**REQUIRED TASK**. Please render the lines as a JSON list of strings, one string per line and blank lines left out, starting with the line that contains "outdent-icon[interactable] bbox=[571, 694, 618, 736]" and going on through the line that contains "user-profile-icon[interactable] bbox=[2354, 20, 2394, 60]", both included.
-- START OF INPUT --
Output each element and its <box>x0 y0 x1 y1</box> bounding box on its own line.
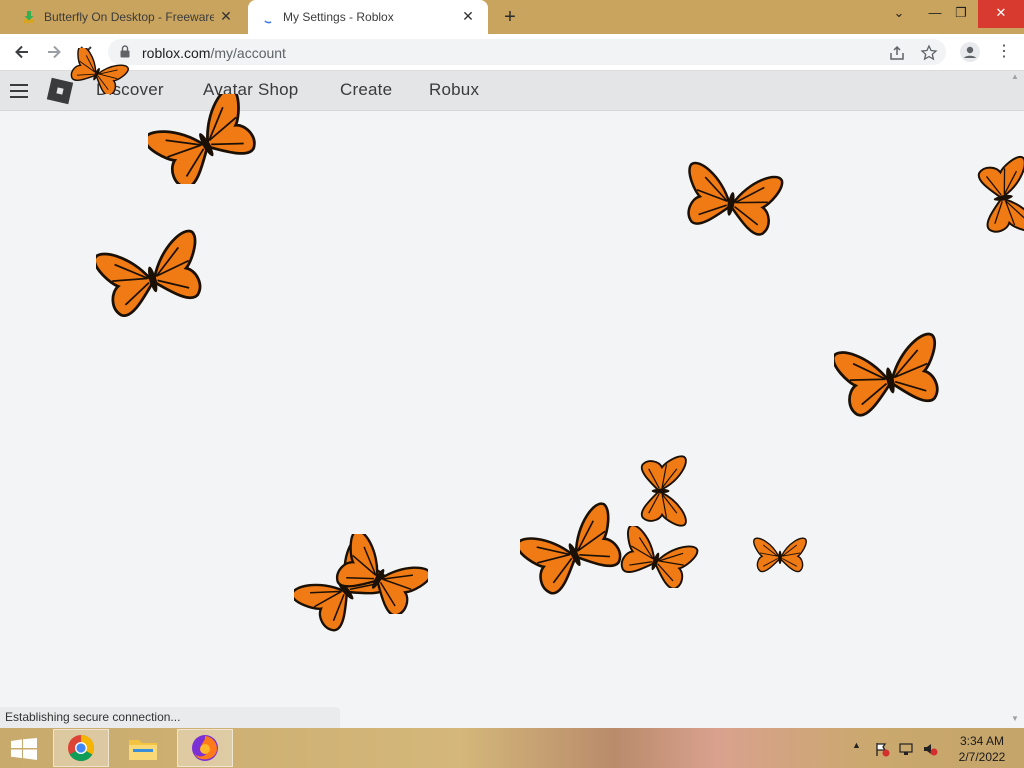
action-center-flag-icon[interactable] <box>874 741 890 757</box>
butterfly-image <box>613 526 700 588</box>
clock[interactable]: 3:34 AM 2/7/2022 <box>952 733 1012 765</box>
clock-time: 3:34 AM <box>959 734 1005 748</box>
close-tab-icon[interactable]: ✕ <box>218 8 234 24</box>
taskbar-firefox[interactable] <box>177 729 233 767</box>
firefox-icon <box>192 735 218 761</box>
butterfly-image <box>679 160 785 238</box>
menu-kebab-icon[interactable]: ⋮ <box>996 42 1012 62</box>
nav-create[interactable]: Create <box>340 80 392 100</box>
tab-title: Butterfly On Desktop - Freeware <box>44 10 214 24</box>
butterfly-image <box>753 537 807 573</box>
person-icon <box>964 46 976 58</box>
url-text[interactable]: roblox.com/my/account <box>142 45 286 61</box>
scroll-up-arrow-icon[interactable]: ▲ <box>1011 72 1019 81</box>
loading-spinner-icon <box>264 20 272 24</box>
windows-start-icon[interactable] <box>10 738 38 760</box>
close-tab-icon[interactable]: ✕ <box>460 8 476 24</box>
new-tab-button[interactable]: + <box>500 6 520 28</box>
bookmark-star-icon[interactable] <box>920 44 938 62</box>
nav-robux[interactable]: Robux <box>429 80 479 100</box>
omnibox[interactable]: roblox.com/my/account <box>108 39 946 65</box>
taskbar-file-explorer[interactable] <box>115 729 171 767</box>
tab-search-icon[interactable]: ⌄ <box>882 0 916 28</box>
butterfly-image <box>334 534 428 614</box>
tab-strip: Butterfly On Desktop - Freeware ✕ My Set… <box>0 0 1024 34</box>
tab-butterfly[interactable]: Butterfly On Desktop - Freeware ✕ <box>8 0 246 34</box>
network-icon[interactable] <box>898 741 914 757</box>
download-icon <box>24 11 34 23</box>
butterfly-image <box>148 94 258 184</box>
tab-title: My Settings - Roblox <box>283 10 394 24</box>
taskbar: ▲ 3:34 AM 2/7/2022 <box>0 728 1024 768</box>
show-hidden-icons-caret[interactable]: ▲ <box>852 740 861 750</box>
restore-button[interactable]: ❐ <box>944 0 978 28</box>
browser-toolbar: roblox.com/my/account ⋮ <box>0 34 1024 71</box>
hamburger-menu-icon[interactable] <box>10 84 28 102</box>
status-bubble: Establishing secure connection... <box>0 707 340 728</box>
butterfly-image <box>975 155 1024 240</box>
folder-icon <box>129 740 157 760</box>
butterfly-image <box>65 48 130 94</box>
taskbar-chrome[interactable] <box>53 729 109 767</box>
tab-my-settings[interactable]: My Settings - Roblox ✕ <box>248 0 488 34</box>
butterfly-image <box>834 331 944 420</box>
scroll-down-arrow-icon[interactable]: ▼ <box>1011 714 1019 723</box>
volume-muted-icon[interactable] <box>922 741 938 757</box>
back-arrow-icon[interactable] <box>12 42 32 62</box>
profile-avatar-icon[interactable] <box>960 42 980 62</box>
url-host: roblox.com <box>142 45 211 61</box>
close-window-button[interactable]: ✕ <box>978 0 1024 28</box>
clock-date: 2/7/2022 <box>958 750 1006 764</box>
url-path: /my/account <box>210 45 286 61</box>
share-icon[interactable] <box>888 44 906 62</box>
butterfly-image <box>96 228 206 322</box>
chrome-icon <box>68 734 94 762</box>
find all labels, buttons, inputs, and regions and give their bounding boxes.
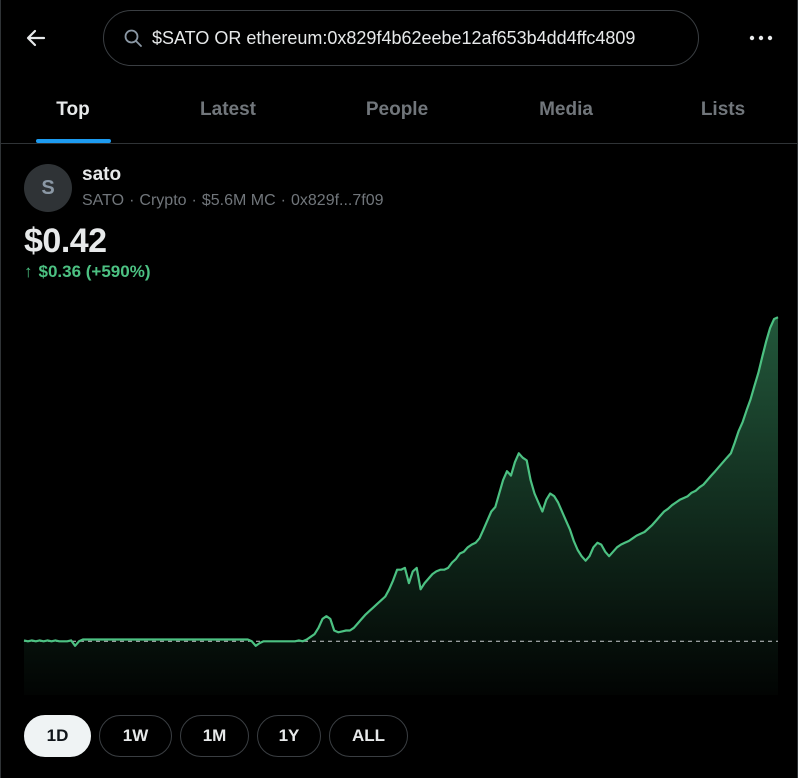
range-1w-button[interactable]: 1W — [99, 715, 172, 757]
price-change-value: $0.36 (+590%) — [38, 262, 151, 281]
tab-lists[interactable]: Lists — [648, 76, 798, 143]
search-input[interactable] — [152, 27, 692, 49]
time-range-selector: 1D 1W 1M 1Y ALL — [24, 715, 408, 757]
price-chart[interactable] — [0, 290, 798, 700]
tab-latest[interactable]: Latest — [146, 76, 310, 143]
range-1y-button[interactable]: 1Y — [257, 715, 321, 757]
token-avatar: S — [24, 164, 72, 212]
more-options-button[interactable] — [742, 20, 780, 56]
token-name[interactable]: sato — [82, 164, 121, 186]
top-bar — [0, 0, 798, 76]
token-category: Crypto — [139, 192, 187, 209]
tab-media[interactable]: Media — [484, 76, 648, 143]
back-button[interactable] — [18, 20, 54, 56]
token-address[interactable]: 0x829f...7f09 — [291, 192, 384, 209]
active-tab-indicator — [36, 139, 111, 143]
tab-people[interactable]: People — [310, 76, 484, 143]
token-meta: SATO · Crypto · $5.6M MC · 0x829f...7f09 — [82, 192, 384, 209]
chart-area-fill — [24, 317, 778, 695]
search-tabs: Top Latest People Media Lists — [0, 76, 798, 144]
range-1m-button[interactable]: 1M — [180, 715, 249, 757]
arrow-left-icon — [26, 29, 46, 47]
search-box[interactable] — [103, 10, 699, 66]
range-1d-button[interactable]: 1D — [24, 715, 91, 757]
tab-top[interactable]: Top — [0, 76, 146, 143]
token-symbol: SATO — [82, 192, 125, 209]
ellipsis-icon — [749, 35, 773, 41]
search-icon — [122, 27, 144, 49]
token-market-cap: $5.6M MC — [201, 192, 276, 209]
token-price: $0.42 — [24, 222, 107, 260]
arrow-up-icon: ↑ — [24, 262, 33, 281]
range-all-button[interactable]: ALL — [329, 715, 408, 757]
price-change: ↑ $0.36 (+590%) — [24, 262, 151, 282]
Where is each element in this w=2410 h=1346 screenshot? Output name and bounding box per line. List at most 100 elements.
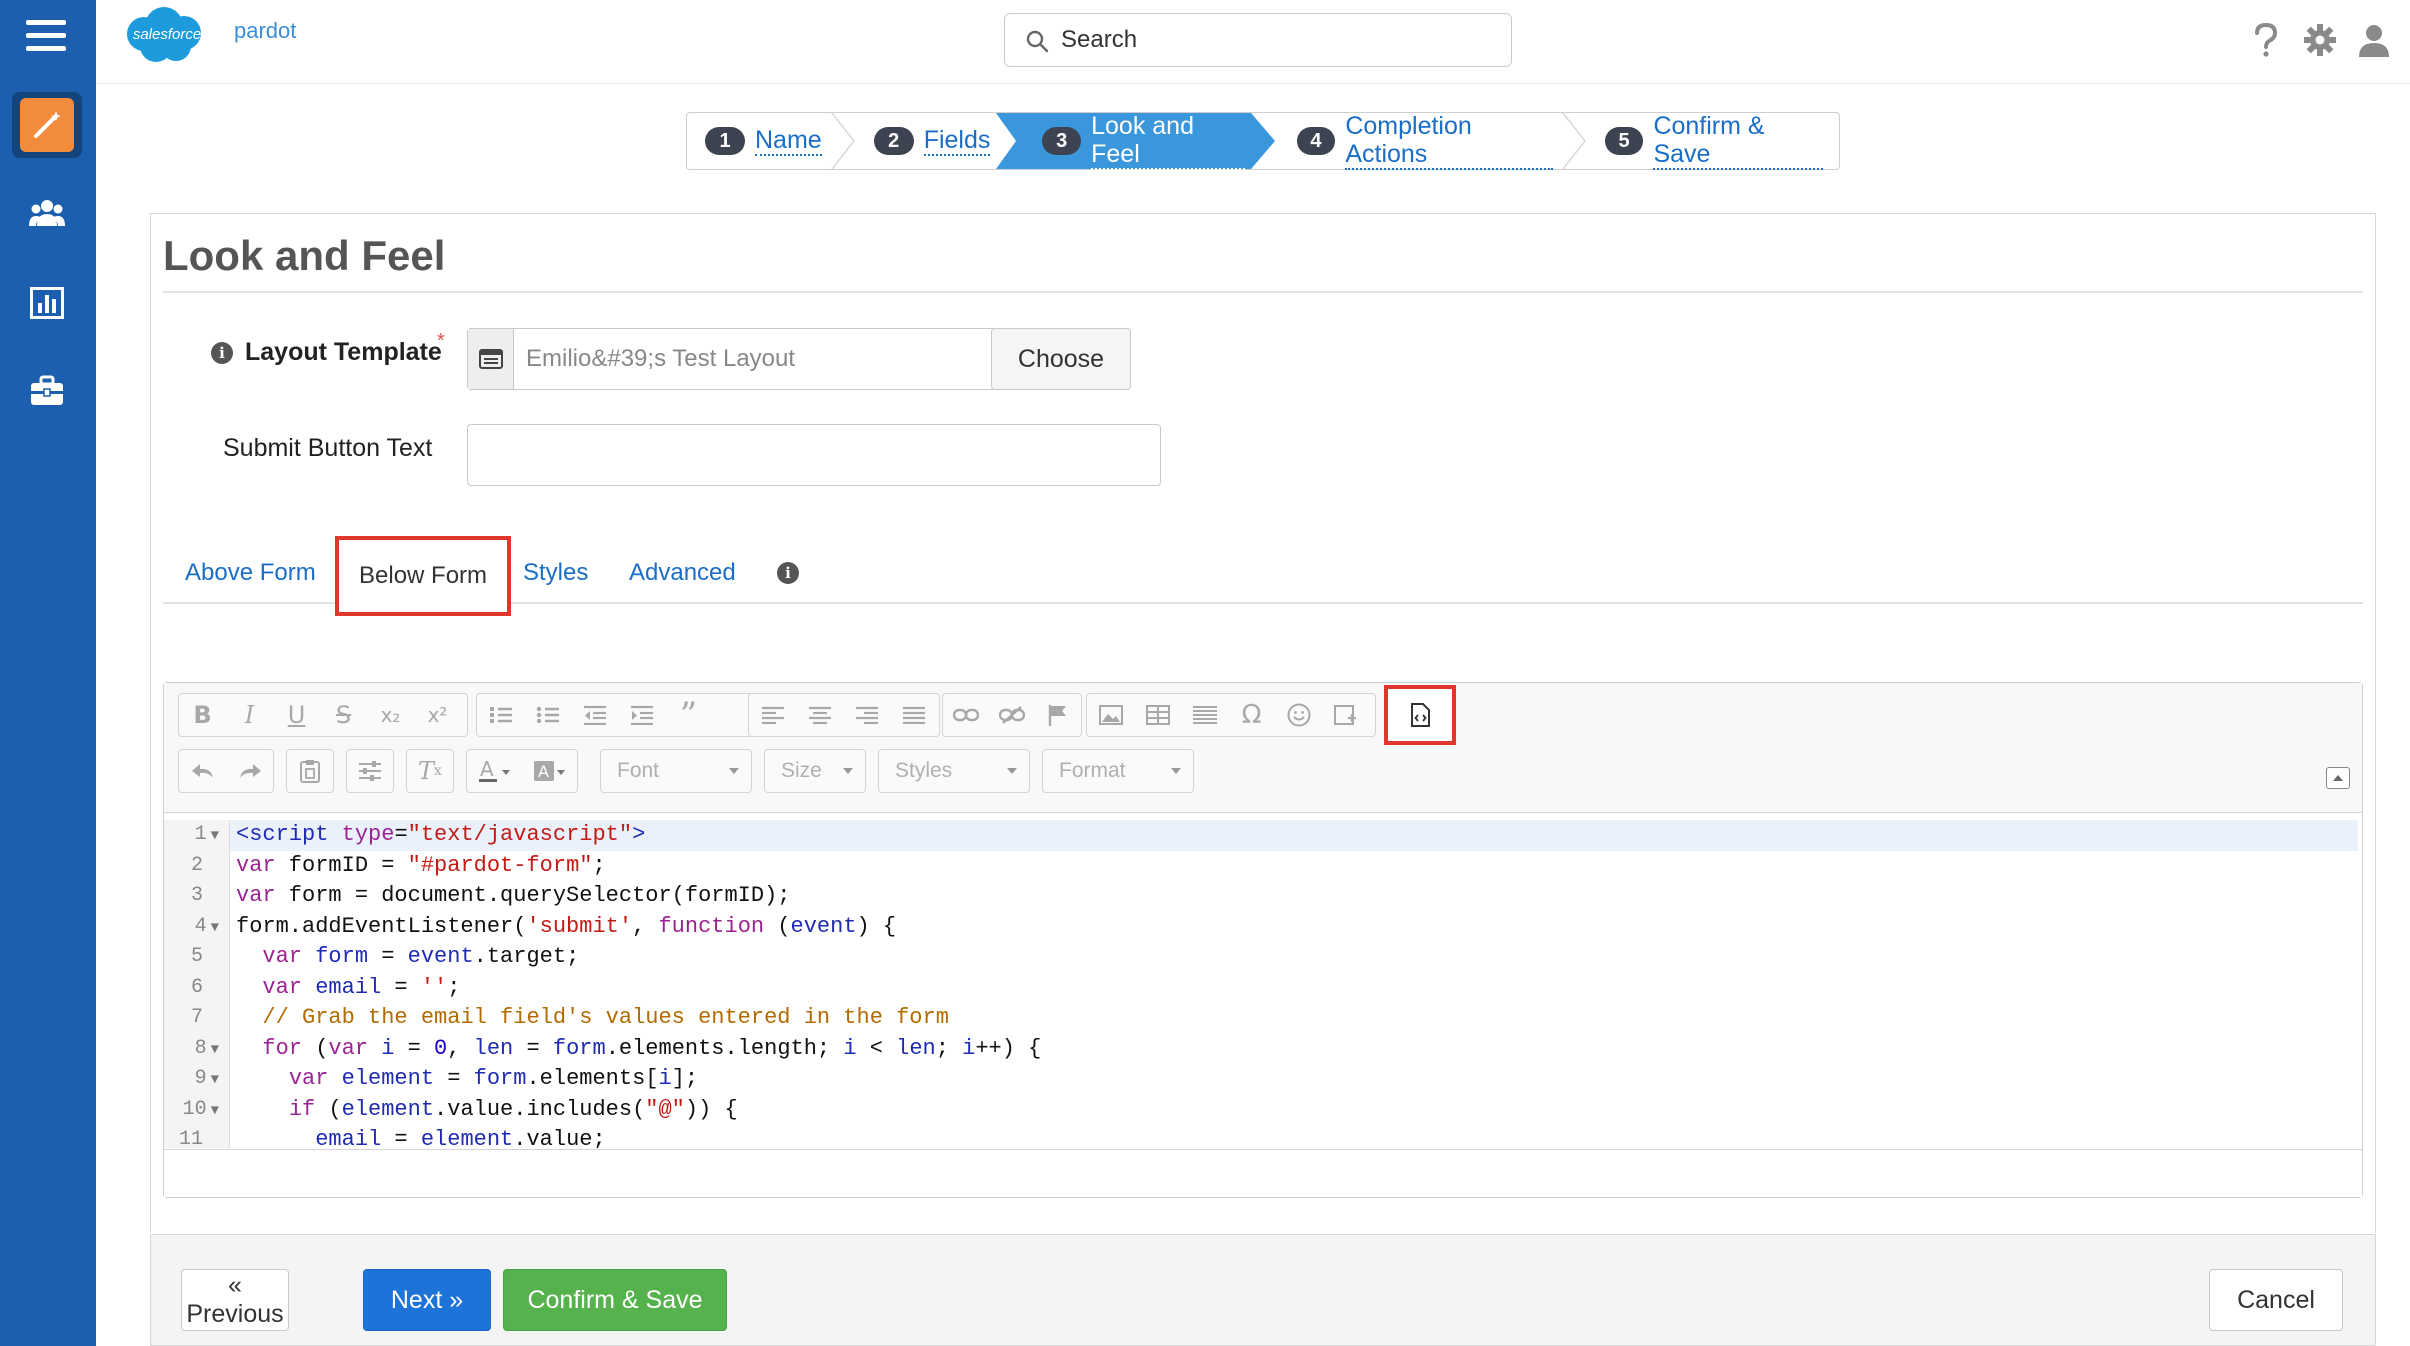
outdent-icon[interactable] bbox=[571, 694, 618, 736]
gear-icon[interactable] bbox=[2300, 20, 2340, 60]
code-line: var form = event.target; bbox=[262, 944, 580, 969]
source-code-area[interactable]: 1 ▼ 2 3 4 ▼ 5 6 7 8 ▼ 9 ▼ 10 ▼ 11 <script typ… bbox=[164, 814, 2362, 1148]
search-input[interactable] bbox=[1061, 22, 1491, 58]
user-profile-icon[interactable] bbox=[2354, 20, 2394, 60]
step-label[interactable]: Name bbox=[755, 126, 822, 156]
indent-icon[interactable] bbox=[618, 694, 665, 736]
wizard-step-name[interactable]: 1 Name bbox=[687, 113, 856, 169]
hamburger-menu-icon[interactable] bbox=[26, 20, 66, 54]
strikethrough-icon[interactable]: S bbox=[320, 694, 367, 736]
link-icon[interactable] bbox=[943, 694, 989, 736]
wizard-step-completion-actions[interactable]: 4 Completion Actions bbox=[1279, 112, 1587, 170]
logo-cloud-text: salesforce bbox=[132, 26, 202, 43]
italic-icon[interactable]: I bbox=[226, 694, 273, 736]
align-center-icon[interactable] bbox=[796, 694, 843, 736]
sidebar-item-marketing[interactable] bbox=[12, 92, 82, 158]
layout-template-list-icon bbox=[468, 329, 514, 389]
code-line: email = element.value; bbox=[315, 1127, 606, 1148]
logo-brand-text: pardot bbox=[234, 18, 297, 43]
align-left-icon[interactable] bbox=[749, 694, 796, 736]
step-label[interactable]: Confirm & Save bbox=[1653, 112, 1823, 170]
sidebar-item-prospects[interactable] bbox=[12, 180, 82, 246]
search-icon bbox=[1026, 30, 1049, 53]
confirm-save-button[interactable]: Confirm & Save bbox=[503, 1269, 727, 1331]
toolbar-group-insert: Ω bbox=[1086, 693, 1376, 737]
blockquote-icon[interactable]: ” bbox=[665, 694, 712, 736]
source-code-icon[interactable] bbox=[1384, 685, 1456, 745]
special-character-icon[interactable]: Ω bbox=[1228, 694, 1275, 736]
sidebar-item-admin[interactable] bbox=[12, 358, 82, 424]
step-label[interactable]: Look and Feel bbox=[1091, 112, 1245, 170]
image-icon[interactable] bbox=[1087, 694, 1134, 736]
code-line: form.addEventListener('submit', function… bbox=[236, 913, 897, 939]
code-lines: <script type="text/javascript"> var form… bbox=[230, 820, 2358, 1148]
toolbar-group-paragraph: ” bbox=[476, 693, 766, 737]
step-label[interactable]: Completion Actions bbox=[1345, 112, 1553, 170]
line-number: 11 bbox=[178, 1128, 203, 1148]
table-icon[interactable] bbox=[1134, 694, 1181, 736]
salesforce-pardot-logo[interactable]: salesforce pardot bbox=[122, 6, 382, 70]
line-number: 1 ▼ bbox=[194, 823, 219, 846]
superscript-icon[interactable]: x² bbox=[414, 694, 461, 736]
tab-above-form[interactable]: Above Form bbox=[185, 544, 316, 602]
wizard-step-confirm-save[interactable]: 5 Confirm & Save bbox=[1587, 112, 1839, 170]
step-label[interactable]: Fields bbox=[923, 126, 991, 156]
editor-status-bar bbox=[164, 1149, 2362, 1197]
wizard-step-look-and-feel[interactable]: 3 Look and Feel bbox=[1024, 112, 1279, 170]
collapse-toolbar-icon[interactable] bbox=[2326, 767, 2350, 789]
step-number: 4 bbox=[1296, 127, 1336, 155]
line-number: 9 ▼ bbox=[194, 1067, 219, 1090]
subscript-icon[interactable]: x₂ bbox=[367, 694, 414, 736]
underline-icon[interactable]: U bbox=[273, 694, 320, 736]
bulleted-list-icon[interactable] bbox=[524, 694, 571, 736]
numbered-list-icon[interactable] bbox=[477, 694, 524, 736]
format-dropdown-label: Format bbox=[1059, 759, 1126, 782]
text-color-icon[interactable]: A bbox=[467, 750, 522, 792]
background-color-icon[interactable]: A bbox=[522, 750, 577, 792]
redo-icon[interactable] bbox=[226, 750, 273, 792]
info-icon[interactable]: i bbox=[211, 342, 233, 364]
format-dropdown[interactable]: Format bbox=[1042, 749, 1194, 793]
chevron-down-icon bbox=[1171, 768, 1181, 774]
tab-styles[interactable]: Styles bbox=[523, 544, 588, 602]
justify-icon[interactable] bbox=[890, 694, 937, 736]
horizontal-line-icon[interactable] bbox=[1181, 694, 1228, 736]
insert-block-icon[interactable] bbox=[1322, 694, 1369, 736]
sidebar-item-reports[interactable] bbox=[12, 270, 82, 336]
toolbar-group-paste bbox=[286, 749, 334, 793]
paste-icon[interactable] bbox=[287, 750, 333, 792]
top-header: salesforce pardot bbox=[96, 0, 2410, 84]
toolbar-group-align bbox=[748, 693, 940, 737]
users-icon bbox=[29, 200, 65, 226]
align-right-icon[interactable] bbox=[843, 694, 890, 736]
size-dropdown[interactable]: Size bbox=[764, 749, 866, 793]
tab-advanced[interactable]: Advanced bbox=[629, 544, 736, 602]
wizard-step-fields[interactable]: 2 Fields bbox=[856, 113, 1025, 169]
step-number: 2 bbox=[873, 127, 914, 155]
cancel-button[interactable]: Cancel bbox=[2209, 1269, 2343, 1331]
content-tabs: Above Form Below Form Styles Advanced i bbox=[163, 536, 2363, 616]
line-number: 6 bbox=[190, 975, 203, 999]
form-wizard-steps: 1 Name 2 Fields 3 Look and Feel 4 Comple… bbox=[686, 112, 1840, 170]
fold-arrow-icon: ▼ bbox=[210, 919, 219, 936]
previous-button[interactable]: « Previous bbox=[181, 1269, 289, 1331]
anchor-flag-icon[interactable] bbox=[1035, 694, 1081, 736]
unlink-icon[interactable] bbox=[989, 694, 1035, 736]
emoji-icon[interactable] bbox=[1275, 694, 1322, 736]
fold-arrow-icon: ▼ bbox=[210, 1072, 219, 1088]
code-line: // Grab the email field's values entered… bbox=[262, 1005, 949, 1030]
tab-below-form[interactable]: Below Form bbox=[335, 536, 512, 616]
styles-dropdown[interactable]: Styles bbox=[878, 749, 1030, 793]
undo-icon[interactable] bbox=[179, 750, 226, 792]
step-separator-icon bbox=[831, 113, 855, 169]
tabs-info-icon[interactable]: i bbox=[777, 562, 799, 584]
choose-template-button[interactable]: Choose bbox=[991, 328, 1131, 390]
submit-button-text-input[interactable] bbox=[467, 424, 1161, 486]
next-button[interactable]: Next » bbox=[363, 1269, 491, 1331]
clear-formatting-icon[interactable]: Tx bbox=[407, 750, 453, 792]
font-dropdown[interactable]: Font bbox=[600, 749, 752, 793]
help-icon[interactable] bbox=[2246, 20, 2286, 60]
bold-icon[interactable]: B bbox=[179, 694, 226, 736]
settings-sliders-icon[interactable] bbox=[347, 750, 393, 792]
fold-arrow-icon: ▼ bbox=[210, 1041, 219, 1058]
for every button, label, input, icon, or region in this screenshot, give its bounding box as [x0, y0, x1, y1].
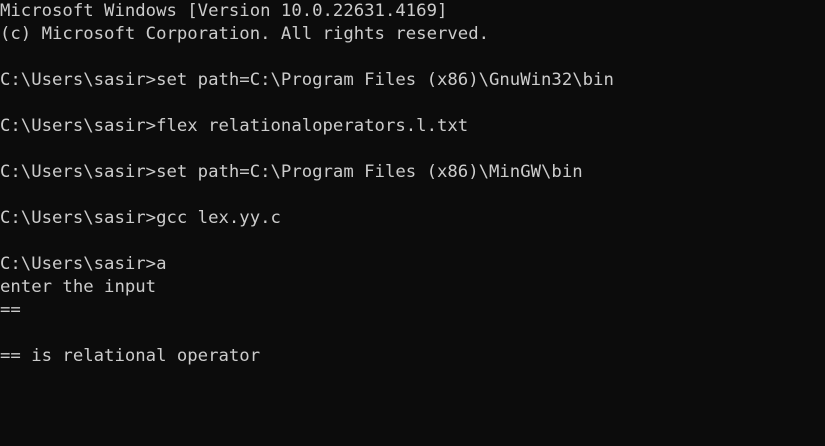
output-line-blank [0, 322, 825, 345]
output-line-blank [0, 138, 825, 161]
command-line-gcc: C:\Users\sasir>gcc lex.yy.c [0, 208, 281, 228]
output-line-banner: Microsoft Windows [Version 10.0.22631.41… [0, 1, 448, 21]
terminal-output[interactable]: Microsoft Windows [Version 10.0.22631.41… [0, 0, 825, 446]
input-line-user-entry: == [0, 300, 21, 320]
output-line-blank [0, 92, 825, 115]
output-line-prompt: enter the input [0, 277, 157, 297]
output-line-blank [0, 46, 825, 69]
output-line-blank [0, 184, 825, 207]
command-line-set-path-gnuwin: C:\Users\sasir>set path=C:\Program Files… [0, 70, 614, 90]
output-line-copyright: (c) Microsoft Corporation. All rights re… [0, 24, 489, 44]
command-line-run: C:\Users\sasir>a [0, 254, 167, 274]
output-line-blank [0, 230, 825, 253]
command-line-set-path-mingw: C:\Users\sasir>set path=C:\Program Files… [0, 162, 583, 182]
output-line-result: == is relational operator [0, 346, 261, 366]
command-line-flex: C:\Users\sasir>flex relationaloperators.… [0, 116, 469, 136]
-- END OF INPUT --
**ANSWER TO THIS PROBLEM**.
[
  "outdent-icon[interactable] bbox=[571, 694, 618, 736]",
  "gear-icon[interactable] bbox=[2300, 20, 2340, 60]",
  "code-line: var form = event.target; bbox=[262, 944, 580, 969]",
  "source-code-area[interactable]: 1 ▼ 2 3 4 ▼ 5 6 7 8 ▼ 9 ▼ 10 ▼ 11 <script typ… bbox=[164, 814, 2362, 1148]",
  "search-input[interactable] bbox=[1061, 22, 1491, 58]",
  "user-profile-icon[interactable] bbox=[2354, 20, 2394, 60]"
]